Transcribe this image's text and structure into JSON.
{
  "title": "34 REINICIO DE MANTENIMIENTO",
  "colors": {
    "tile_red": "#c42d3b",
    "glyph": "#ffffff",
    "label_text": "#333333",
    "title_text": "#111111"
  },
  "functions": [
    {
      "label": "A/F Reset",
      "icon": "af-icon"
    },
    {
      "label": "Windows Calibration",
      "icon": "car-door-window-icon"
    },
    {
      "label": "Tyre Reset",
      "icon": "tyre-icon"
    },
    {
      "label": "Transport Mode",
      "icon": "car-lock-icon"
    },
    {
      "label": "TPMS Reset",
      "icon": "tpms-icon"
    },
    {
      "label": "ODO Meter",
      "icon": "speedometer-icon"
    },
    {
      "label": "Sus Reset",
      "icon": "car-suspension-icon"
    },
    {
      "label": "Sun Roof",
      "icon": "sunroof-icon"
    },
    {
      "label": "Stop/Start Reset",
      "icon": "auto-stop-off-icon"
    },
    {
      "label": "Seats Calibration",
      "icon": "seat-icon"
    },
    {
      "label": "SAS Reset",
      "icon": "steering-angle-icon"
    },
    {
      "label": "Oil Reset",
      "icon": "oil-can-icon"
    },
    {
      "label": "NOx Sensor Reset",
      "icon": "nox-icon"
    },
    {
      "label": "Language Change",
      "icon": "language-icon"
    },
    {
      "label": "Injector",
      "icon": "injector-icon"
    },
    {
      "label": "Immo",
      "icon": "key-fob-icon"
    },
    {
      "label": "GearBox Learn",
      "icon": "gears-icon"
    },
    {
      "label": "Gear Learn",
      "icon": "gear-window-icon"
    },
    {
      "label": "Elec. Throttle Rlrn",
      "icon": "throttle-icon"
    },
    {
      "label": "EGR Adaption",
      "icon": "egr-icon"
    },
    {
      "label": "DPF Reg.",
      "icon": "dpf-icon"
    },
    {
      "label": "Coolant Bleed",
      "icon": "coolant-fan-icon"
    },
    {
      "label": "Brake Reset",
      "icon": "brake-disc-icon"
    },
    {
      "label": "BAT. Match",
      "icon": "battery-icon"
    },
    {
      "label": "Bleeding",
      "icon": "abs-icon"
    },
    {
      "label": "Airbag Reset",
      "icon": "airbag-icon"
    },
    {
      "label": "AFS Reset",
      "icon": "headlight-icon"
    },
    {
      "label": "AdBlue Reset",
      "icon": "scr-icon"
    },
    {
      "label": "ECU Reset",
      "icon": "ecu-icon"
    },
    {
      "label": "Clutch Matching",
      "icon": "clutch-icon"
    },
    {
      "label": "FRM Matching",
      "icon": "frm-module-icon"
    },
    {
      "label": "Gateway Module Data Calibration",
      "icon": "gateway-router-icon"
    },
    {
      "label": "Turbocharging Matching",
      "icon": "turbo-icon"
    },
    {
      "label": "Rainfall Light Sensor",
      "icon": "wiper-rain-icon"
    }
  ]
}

===============

What the task requires – Copy the lines from the entries above in which the word "Sensor" appears.

Response –
      "label": "NOx Sensor Reset",
      "label": "Rainfall Light Sensor",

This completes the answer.